EXTRACTED INFORMATION.

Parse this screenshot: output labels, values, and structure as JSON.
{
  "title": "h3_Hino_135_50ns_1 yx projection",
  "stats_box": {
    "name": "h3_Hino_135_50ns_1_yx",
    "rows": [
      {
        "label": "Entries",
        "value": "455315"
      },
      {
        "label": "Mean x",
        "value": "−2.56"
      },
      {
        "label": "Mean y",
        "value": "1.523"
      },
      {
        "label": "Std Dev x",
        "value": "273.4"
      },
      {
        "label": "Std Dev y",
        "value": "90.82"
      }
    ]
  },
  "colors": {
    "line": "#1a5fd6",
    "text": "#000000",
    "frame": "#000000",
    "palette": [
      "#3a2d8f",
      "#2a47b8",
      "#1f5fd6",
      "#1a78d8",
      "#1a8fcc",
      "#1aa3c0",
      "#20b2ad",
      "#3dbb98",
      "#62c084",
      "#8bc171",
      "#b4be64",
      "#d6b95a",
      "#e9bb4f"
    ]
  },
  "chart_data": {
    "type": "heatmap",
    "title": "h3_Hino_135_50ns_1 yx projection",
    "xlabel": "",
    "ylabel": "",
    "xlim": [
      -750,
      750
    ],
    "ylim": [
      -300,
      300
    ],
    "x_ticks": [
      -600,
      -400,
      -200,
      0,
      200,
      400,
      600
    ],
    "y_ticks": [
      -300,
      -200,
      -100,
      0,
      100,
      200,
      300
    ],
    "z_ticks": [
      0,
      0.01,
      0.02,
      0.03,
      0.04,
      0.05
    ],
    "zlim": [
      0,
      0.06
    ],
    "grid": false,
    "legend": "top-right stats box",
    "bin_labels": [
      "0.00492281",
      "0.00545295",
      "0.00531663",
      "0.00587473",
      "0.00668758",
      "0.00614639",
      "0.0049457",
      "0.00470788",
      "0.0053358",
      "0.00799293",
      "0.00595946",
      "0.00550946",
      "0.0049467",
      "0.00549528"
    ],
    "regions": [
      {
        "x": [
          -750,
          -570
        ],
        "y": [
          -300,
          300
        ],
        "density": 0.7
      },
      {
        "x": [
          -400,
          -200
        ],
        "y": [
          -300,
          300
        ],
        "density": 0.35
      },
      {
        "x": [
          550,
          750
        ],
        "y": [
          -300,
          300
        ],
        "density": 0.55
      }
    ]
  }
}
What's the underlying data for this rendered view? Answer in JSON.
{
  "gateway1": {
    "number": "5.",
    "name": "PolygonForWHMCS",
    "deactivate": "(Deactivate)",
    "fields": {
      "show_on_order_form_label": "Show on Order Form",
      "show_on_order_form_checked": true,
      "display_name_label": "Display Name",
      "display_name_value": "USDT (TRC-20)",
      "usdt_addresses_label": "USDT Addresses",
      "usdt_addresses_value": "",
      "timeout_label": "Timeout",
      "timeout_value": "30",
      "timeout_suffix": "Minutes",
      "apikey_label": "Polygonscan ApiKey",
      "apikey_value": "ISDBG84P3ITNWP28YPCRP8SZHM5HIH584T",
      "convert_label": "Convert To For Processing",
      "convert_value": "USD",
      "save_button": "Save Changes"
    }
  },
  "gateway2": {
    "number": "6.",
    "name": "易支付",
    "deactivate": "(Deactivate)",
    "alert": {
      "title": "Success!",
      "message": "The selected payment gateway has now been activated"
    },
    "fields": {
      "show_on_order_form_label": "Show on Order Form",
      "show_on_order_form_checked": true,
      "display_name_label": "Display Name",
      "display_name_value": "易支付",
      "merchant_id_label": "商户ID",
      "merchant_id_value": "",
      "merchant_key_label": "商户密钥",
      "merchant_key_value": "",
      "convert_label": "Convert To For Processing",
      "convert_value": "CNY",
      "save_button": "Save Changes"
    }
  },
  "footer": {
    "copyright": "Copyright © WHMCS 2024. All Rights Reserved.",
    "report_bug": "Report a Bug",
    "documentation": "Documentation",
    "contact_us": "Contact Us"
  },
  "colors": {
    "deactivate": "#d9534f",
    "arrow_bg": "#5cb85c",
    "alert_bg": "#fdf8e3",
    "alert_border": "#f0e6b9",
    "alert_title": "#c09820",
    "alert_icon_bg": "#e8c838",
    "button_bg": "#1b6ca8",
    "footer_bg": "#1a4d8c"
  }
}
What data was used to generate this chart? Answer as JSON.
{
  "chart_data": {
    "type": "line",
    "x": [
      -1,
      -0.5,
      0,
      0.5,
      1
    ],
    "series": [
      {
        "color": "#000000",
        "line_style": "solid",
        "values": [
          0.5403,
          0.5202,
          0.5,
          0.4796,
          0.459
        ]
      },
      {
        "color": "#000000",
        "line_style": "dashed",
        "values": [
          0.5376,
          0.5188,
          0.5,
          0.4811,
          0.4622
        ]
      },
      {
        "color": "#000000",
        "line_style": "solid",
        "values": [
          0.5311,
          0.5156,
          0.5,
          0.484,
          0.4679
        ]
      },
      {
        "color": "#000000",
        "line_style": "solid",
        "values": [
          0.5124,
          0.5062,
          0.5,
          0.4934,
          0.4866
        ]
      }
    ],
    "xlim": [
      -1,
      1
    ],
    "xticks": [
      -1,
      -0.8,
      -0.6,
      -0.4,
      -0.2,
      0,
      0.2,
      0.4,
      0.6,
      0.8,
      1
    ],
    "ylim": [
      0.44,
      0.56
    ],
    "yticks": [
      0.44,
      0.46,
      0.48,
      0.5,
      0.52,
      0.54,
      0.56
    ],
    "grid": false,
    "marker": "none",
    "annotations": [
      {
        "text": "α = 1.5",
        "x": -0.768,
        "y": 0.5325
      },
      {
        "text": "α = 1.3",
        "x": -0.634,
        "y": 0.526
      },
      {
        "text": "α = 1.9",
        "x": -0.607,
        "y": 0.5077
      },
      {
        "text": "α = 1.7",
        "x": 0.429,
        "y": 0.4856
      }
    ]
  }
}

REQUIREMENTS. Your task is to transcribe the material exactly.

SOLUTION TO THE EXERCISE.
Parse this screenshot: output labels, values, and structure as JSON.
{
  "title": "h3_Hino_135_50ns_1 yx projection",
  "stats_box": {
    "name": "h3_Hino_135_50ns_1_yx",
    "rows": [
      {
        "label": "Entries",
        "value": "455315"
      },
      {
        "label": "Mean x",
        "value": "−2.56"
      },
      {
        "label": "Mean y",
        "value": "1.523"
      },
      {
        "label": "Std Dev x",
        "value": "273.4"
      },
      {
        "label": "Std Dev y",
        "value": "90.82"
      }
    ]
  },
  "colors": {
    "line": "#1a5fd6",
    "text": "#000000",
    "frame": "#000000",
    "palette": [
      "#3a2d8f",
      "#2a47b8",
      "#1f5fd6",
      "#1a78d8",
      "#1a8fcc",
      "#1aa3c0",
      "#20b2ad",
      "#3dbb98",
      "#62c084",
      "#8bc171",
      "#b4be64",
      "#d6b95a",
      "#e9bb4f"
    ]
  },
  "chart_data": {
    "type": "heatmap",
    "title": "h3_Hino_135_50ns_1 yx projection",
    "xlabel": "",
    "ylabel": "",
    "xlim": [
      -750,
      750
    ],
    "ylim": [
      -300,
      300
    ],
    "x_ticks": [
      -600,
      -400,
      -200,
      0,
      200,
      400,
      600
    ],
    "y_ticks": [
      -300,
      -200,
      -100,
      0,
      100,
      200,
      300
    ],
    "z_ticks": [
      0,
      0.01,
      0.02,
      0.03,
      0.04,
      0.05
    ],
    "zlim": [
      0,
      0.06
    ],
    "grid": false,
    "legend": "top-right stats box",
    "bin_labels": [
      "0.00492281",
      "0.00545295",
      "0.00531663",
      "0.00587473",
      "0.00668758",
      "0.00614639",
      "0.0049457",
      "0.00470788",
      "0.0053358",
      "0.00799293",
      "0.00595946",
      "0.00550946",
      "0.0049467",
      "0.00549528"
    ],
    "regions": [
      {
        "x": [
          -750,
          -570
        ],
        "y": [
          -300,
          300
        ],
        "density": 0.7
      },
      {
        "x": [
          -400,
          -200
        ],
        "y": [
          -300,
          300
        ],
        "density": 0.35
      },
      {
        "x": [
          550,
          750
        ],
        "y": [
          -300,
          300
        ],
        "density": 0.55
      }
    ]
  }
}
What's the underlying data for this rendered view? Answer in JSON.
{
  "gateway1": {
    "number": "5.",
    "name": "PolygonForWHMCS",
    "deactivate": "(Deactivate)",
    "fields": {
      "show_on_order_form_label": "Show on Order Form",
      "show_on_order_form_checked": true,
      "display_name_label": "Display Name",
      "display_name_value": "USDT (TRC-20)",
      "usdt_addresses_label": "USDT Addresses",
      "usdt_addresses_value": "",
      "timeout_label": "Timeout",
      "timeout_value": "30",
      "timeout_suffix": "Minutes",
      "apikey_label": "Polygonscan ApiKey",
      "apikey_value": "ISDBG84P3ITNWP28YPCRP8SZHM5HIH584T",
      "convert_label": "Convert To For Processing",
      "convert_value": "USD",
      "save_button": "Save Changes"
    }
  },
  "gateway2": {
    "number": "6.",
    "name": "易支付",
    "deactivate": "(Deactivate)",
    "alert": {
      "title": "Success!",
      "message": "The selected payment gateway has now been activated"
    },
    "fields": {
      "show_on_order_form_label": "Show on Order Form",
      "show_on_order_form_checked": true,
      "display_name_label": "Display Name",
      "display_name_value": "易支付",
      "merchant_id_label": "商户ID",
      "merchant_id_value": "",
      "merchant_key_label": "商户密钥",
      "merchant_key_value": "",
      "convert_label": "Convert To For Processing",
      "convert_value": "CNY",
      "save_button": "Save Changes"
    }
  },
  "footer": {
    "copyright": "Copyright © WHMCS 2024. All Rights Reserved.",
    "report_bug": "Report a Bug",
    "documentation": "Documentation",
    "contact_us": "Contact Us"
  },
  "colors": {
    "deactivate": "#d9534f",
    "arrow_bg": "#5cb85c",
    "alert_bg": "#fdf8e3",
    "alert_border": "#f0e6b9",
    "alert_title": "#c09820",
    "alert_icon_bg": "#e8c838",
    "button_bg": "#1b6ca8",
    "footer_bg": "#1a4d8c"
  }
}
What data was used to generate this chart? Answer as JSON.
{
  "chart_data": {
    "type": "line",
    "x": [
      -1,
      -0.5,
      0,
      0.5,
      1
    ],
    "series": [
      {
        "color": "#000000",
        "line_style": "solid",
        "values": [
          0.5403,
          0.5202,
          0.5,
          0.4796,
          0.459
        ]
      },
      {
        "color": "#000000",
        "line_style": "dashed",
        "values": [
          0.5376,
          0.5188,
          0.5,
          0.4811,
          0.4622
        ]
      },
      {
        "color": "#000000",
        "line_style": "solid",
        "values": [
          0.5311,
          0.5156,
          0.5,
          0.484,
          0.4679
        ]
      },
      {
        "color": "#000000",
        "line_style": "solid",
        "values": [
          0.5124,
          0.5062,
          0.5,
          0.4934,
          0.4866
        ]
      }
    ],
    "xlim": [
      -1,
      1
    ],
    "xticks": [
      -1,
      -0.8,
      -0.6,
      -0.4,
      -0.2,
      0,
      0.2,
      0.4,
      0.6,
      0.8,
      1
    ],
    "ylim": [
      0.44,
      0.56
    ],
    "yticks": [
      0.44,
      0.46,
      0.48,
      0.5,
      0.52,
      0.54,
      0.56
    ],
    "grid": false,
    "marker": "none",
    "annotations": [
      {
        "text": "α = 1.5",
        "x": -0.768,
        "y": 0.5325
      },
      {
        "text": "α = 1.3",
        "x": -0.634,
        "y": 0.526
      },
      {
        "text": "α = 1.9",
        "x": -0.607,
        "y": 0.5077
      },
      {
        "text": "α = 1.7",
        "x": 0.429,
        "y": 0.4856
      }
    ]
  }
}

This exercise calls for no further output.